Records shown ▸
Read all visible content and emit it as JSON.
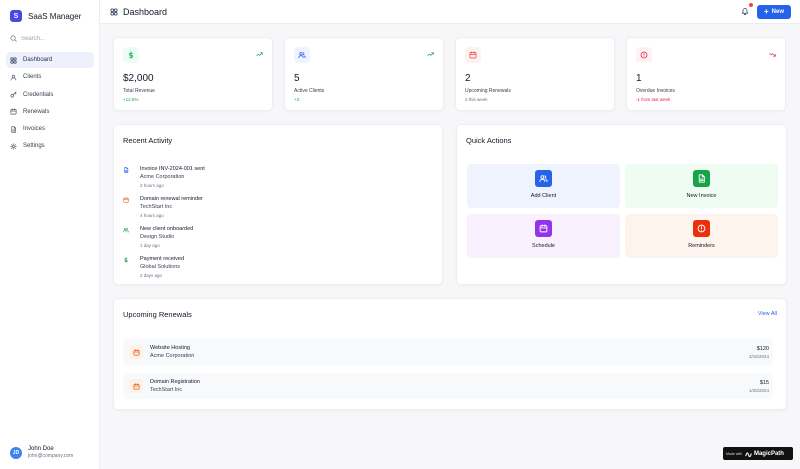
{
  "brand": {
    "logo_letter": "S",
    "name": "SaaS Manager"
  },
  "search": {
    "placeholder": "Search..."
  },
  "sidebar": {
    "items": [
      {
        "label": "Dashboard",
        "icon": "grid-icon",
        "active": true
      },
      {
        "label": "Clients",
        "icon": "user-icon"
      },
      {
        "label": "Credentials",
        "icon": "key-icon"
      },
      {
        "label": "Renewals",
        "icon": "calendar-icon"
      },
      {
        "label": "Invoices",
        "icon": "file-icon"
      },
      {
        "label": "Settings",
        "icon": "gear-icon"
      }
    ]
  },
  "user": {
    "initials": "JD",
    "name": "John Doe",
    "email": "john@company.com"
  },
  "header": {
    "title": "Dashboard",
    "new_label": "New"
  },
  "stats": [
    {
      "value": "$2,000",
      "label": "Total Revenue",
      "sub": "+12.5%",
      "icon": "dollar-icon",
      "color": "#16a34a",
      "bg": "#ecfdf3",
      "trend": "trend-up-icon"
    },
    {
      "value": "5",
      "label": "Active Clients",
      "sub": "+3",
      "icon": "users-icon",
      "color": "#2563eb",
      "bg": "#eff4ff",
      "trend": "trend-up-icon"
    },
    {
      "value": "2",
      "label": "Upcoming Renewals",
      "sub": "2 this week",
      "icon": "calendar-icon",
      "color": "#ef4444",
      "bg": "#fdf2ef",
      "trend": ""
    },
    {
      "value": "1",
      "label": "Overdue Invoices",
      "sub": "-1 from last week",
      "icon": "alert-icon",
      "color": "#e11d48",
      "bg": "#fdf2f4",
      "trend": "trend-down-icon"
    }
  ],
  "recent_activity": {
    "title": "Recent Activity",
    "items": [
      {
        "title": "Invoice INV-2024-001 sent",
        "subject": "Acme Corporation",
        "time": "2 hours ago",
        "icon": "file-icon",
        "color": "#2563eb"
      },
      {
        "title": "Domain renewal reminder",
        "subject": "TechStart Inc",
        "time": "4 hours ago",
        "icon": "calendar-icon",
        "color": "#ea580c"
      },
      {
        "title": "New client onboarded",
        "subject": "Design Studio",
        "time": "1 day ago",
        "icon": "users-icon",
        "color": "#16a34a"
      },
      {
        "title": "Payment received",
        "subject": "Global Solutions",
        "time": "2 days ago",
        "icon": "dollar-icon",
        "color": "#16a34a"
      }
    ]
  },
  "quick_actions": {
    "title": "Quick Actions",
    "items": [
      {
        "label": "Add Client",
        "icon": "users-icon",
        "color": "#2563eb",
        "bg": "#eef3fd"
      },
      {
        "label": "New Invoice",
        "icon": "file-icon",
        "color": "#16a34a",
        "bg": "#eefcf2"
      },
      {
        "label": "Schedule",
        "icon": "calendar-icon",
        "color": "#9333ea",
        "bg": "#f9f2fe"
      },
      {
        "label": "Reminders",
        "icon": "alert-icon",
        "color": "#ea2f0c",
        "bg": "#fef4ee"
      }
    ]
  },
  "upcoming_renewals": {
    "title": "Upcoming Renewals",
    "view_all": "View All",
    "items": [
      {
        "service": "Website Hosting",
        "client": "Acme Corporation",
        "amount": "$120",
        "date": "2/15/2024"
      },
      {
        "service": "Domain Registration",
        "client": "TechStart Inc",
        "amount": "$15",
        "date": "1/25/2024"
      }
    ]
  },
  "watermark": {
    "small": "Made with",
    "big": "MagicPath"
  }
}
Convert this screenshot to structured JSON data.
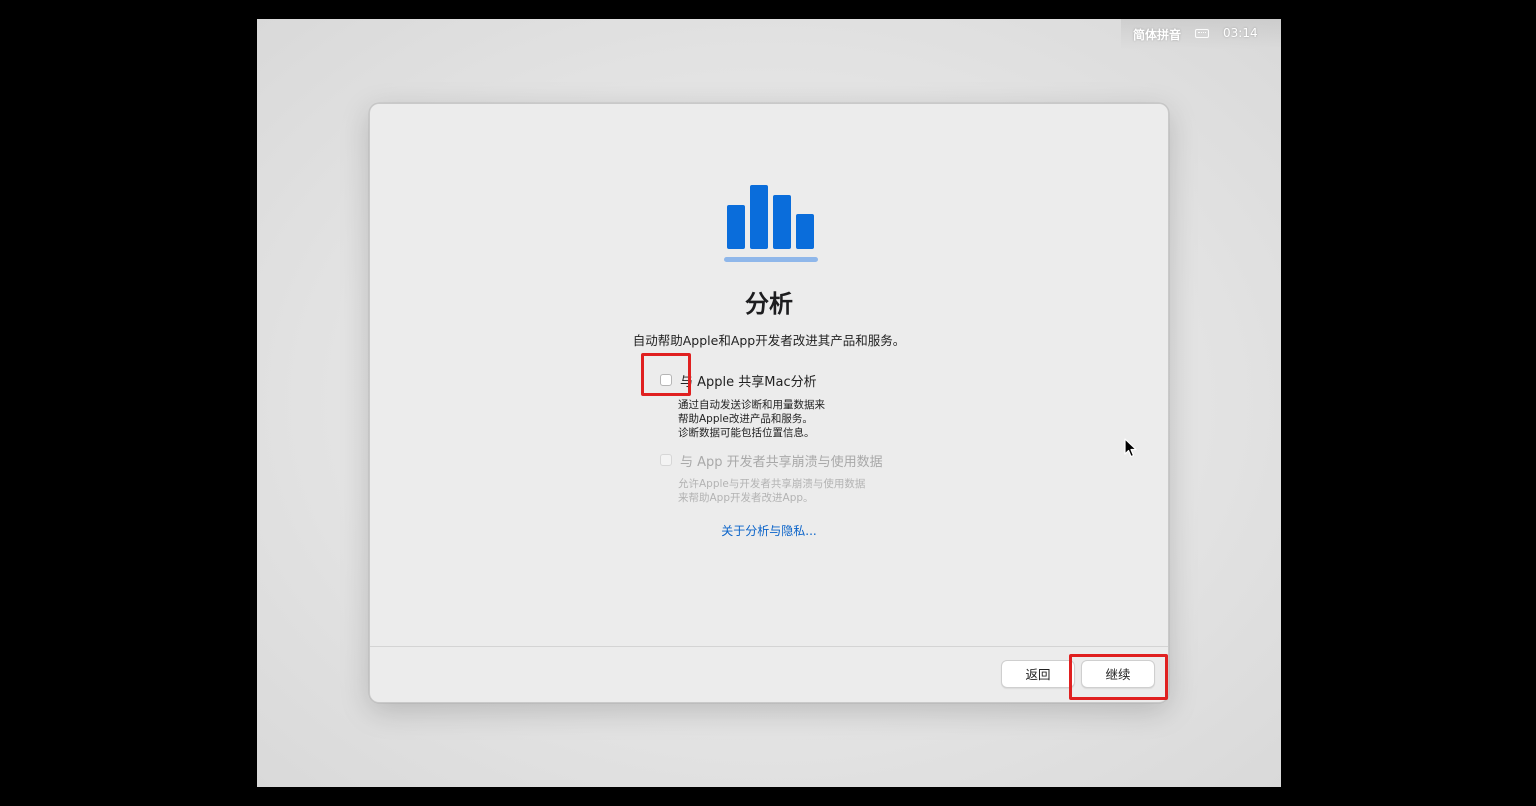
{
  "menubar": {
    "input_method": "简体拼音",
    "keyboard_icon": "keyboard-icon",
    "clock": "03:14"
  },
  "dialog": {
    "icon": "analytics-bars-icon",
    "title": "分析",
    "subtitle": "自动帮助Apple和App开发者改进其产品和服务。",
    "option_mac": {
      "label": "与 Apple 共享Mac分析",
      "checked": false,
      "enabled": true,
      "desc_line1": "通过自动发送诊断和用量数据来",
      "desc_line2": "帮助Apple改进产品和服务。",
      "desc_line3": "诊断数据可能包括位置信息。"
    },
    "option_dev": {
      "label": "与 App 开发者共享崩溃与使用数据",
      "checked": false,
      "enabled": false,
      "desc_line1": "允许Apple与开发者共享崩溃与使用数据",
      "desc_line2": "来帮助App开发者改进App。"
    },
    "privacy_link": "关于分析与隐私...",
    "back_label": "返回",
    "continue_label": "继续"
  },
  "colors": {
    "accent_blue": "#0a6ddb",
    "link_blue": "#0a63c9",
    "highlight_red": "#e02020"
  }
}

Task statement ▸ Make an exact copy of the whole listing, but don't bring over any pictures.

The solution ▸
Read all visible content and emit it as JSON.
{
  "brand": {
    "logo_letter": "S",
    "name": "SaaS Manager"
  },
  "search": {
    "placeholder": "Search..."
  },
  "sidebar": {
    "items": [
      {
        "label": "Dashboard",
        "icon": "grid-icon",
        "active": true
      },
      {
        "label": "Clients",
        "icon": "user-icon"
      },
      {
        "label": "Credentials",
        "icon": "key-icon"
      },
      {
        "label": "Renewals",
        "icon": "calendar-icon"
      },
      {
        "label": "Invoices",
        "icon": "file-icon"
      },
      {
        "label": "Settings",
        "icon": "gear-icon"
      }
    ]
  },
  "user": {
    "initials": "JD",
    "name": "John Doe",
    "email": "john@company.com"
  },
  "header": {
    "title": "Dashboard",
    "new_label": "New"
  },
  "stats": [
    {
      "value": "$2,000",
      "label": "Total Revenue",
      "sub": "+12.5%",
      "icon": "dollar-icon",
      "color": "#16a34a",
      "bg": "#ecfdf3",
      "trend": "trend-up-icon"
    },
    {
      "value": "5",
      "label": "Active Clients",
      "sub": "+3",
      "icon": "users-icon",
      "color": "#2563eb",
      "bg": "#eff4ff",
      "trend": "trend-up-icon"
    },
    {
      "value": "2",
      "label": "Upcoming Renewals",
      "sub": "2 this week",
      "icon": "calendar-icon",
      "color": "#ef4444",
      "bg": "#fdf2ef",
      "trend": ""
    },
    {
      "value": "1",
      "label": "Overdue Invoices",
      "sub": "-1 from last week",
      "icon": "alert-icon",
      "color": "#e11d48",
      "bg": "#fdf2f4",
      "trend": "trend-down-icon"
    }
  ],
  "recent_activity": {
    "title": "Recent Activity",
    "items": [
      {
        "title": "Invoice INV-2024-001 sent",
        "subject": "Acme Corporation",
        "time": "2 hours ago",
        "icon": "file-icon",
        "color": "#2563eb"
      },
      {
        "title": "Domain renewal reminder",
        "subject": "TechStart Inc",
        "time": "4 hours ago",
        "icon": "calendar-icon",
        "color": "#ea580c"
      },
      {
        "title": "New client onboarded",
        "subject": "Design Studio",
        "time": "1 day ago",
        "icon": "users-icon",
        "color": "#16a34a"
      },
      {
        "title": "Payment received",
        "subject": "Global Solutions",
        "time": "2 days ago",
        "icon": "dollar-icon",
        "color": "#16a34a"
      }
    ]
  },
  "quick_actions": {
    "title": "Quick Actions",
    "items": [
      {
        "label": "Add Client",
        "icon": "users-icon",
        "color": "#2563eb",
        "bg": "#eef3fd"
      },
      {
        "label": "New Invoice",
        "icon": "file-icon",
        "color": "#16a34a",
        "bg": "#eefcf2"
      },
      {
        "label": "Schedule",
        "icon": "calendar-icon",
        "color": "#9333ea",
        "bg": "#f9f2fe"
      },
      {
        "label": "Reminders",
        "icon": "alert-icon",
        "color": "#ea2f0c",
        "bg": "#fef4ee"
      }
    ]
  },
  "upcoming_renewals": {
    "title": "Upcoming Renewals",
    "view_all": "View All",
    "items": [
      {
        "service": "Website Hosting",
        "client": "Acme Corporation",
        "amount": "$120",
        "date": "2/15/2024"
      },
      {
        "service": "Domain Registration",
        "client": "TechStart Inc",
        "amount": "$15",
        "date": "1/25/2024"
      }
    ]
  },
  "watermark": {
    "small": "Made with",
    "big": "MagicPath"
  }
}
Convert this screenshot to structured JSON data.
{
  "menubar": {
    "input_method": "简体拼音",
    "keyboard_icon": "keyboard-icon",
    "clock": "03:14"
  },
  "dialog": {
    "icon": "analytics-bars-icon",
    "title": "分析",
    "subtitle": "自动帮助Apple和App开发者改进其产品和服务。",
    "option_mac": {
      "label": "与 Apple 共享Mac分析",
      "checked": false,
      "enabled": true,
      "desc_line1": "通过自动发送诊断和用量数据来",
      "desc_line2": "帮助Apple改进产品和服务。",
      "desc_line3": "诊断数据可能包括位置信息。"
    },
    "option_dev": {
      "label": "与 App 开发者共享崩溃与使用数据",
      "checked": false,
      "enabled": false,
      "desc_line1": "允许Apple与开发者共享崩溃与使用数据",
      "desc_line2": "来帮助App开发者改进App。"
    },
    "privacy_link": "关于分析与隐私...",
    "back_label": "返回",
    "continue_label": "继续"
  },
  "colors": {
    "accent_blue": "#0a6ddb",
    "link_blue": "#0a63c9",
    "highlight_red": "#e02020"
  }
}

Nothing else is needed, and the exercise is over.